■ Set problem: Each line that contains the word "WordPress" counts once; give the total for the records below and nothing else.

** START Task inputs **

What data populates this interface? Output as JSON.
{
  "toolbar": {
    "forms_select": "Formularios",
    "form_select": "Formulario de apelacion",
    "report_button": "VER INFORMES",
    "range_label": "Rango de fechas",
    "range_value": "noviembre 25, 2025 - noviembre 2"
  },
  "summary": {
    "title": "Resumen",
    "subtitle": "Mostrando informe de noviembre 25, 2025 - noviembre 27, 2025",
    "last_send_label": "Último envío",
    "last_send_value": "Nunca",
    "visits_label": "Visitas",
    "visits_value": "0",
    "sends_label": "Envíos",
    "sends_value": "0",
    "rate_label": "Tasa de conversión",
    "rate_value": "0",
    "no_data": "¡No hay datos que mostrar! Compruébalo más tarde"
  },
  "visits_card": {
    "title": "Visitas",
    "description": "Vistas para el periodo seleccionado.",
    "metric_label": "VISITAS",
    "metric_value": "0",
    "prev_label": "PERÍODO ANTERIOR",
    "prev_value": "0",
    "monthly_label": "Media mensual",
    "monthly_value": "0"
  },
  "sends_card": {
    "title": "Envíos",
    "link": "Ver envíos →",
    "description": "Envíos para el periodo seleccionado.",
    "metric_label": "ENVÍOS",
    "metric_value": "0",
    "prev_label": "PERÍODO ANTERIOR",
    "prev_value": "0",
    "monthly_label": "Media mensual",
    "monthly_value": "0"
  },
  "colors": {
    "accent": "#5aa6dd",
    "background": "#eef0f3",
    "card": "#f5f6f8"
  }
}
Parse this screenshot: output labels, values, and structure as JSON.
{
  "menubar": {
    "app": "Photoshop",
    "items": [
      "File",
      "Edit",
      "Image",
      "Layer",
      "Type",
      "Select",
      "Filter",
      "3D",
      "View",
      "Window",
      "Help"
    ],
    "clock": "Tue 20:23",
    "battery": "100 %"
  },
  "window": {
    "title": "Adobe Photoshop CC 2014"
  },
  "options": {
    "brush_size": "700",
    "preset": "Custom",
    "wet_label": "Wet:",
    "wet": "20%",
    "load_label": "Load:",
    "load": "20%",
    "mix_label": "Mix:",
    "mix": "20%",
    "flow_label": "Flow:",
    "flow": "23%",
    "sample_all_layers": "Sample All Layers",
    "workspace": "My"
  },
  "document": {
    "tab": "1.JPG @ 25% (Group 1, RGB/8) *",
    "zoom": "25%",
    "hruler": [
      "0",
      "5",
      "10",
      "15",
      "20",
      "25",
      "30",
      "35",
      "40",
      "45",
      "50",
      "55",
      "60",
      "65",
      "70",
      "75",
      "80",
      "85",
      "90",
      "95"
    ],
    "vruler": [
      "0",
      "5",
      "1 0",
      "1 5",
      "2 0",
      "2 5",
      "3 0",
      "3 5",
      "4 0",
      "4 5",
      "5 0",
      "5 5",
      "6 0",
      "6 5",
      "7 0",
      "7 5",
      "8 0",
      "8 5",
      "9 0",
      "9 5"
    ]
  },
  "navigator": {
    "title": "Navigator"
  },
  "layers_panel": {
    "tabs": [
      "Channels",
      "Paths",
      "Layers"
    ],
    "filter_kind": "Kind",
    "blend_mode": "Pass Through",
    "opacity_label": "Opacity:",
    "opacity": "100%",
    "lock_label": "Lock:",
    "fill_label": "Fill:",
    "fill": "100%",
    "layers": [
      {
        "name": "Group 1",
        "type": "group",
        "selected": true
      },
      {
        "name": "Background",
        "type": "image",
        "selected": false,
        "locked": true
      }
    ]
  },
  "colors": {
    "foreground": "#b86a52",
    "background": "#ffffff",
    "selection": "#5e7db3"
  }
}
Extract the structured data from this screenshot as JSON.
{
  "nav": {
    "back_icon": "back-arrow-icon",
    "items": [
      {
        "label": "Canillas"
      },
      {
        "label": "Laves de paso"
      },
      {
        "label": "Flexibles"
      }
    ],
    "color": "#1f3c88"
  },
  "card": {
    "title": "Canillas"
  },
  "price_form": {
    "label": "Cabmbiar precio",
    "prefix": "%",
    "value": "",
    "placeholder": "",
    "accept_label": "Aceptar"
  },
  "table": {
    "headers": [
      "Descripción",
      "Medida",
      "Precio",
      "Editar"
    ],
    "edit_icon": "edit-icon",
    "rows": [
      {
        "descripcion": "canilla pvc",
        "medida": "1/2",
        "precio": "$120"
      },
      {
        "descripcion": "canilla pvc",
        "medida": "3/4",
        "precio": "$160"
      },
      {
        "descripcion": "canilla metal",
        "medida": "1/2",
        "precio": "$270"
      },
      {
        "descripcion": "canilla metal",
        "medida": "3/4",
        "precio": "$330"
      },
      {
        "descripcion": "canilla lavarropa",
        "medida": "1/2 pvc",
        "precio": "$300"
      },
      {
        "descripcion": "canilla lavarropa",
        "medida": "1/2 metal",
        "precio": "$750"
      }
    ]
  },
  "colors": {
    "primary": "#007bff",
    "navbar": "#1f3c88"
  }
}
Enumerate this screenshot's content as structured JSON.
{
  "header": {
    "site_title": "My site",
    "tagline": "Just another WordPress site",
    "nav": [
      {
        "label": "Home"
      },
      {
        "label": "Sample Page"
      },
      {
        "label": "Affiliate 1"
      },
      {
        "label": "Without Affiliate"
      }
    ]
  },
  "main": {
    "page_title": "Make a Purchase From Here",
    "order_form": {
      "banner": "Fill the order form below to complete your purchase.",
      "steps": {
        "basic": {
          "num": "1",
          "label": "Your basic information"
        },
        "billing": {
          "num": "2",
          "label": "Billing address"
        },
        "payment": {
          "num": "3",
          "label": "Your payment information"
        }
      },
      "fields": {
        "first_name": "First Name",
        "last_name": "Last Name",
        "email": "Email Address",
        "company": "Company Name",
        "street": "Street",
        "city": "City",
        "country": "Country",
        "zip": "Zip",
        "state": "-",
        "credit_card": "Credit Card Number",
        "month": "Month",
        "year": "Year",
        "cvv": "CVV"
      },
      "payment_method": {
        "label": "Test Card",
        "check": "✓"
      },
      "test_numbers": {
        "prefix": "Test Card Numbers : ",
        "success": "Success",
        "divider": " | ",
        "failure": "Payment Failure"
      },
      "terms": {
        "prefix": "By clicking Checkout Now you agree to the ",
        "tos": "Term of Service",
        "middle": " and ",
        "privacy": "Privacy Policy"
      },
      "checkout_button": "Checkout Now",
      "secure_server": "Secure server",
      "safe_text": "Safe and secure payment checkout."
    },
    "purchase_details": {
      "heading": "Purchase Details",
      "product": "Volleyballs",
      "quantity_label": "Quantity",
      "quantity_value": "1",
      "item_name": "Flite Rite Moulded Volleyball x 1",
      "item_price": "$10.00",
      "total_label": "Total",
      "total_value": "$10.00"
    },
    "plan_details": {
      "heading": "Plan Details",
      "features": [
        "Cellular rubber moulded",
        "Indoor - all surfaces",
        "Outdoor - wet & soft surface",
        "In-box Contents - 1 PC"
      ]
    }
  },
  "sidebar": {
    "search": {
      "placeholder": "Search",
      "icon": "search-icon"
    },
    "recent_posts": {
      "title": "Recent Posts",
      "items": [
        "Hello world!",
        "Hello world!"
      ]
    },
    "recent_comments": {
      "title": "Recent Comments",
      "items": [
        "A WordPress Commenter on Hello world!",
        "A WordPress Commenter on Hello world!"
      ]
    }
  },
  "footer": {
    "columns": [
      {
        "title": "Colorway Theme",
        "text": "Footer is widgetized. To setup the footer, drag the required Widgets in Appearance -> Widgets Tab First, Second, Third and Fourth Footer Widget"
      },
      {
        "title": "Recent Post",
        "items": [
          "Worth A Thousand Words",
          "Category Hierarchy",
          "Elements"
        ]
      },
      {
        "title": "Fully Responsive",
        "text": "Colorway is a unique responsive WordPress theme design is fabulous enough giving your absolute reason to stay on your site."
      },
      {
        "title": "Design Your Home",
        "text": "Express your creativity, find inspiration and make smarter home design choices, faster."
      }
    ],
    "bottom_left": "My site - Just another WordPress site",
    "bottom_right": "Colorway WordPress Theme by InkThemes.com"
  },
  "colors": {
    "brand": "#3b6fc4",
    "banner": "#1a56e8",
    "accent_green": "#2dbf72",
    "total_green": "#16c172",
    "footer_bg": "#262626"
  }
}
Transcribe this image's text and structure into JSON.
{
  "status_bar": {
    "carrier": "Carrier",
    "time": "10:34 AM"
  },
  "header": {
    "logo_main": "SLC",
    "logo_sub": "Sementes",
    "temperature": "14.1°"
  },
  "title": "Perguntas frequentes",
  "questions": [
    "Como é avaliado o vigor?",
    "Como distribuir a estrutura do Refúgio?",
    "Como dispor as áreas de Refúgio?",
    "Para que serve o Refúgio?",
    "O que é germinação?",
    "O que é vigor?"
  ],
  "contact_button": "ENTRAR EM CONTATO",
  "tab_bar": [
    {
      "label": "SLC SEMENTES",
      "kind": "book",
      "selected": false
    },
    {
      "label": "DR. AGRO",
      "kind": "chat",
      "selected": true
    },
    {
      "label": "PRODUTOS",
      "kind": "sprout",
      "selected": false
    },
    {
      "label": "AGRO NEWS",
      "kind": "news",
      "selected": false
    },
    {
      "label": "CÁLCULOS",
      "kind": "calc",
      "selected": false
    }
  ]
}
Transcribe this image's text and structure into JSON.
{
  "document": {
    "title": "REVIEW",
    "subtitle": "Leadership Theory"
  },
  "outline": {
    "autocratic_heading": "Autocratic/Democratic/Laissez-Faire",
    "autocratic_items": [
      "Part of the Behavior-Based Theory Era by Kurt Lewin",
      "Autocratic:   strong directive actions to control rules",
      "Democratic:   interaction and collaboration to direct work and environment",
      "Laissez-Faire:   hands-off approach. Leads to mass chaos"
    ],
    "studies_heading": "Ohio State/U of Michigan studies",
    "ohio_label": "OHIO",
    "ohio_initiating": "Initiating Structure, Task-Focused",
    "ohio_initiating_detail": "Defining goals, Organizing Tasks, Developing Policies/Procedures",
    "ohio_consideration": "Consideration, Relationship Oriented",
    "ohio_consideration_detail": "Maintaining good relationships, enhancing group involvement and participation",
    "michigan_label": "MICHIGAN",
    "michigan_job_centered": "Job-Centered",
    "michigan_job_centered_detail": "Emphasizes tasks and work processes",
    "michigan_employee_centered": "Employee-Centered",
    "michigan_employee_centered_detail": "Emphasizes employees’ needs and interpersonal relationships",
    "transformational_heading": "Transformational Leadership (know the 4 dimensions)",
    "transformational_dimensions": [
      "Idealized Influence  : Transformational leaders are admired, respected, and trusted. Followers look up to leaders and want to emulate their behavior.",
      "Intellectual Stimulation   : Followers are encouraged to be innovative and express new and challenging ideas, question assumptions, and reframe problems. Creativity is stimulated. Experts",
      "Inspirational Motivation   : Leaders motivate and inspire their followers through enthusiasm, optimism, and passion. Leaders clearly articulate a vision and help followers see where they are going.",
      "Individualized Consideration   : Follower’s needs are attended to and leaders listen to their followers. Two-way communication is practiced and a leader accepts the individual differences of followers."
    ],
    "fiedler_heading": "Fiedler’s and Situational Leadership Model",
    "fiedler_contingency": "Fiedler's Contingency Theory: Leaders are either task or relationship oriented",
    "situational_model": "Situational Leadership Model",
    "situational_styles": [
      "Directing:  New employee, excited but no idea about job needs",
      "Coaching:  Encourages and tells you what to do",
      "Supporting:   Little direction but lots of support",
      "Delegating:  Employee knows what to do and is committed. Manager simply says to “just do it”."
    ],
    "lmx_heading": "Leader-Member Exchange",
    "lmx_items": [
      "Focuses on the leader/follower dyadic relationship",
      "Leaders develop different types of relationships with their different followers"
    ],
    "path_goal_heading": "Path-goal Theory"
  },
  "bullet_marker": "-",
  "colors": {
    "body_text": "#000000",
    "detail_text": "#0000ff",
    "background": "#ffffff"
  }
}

** END Task inputs **

■ Answer to the task: 6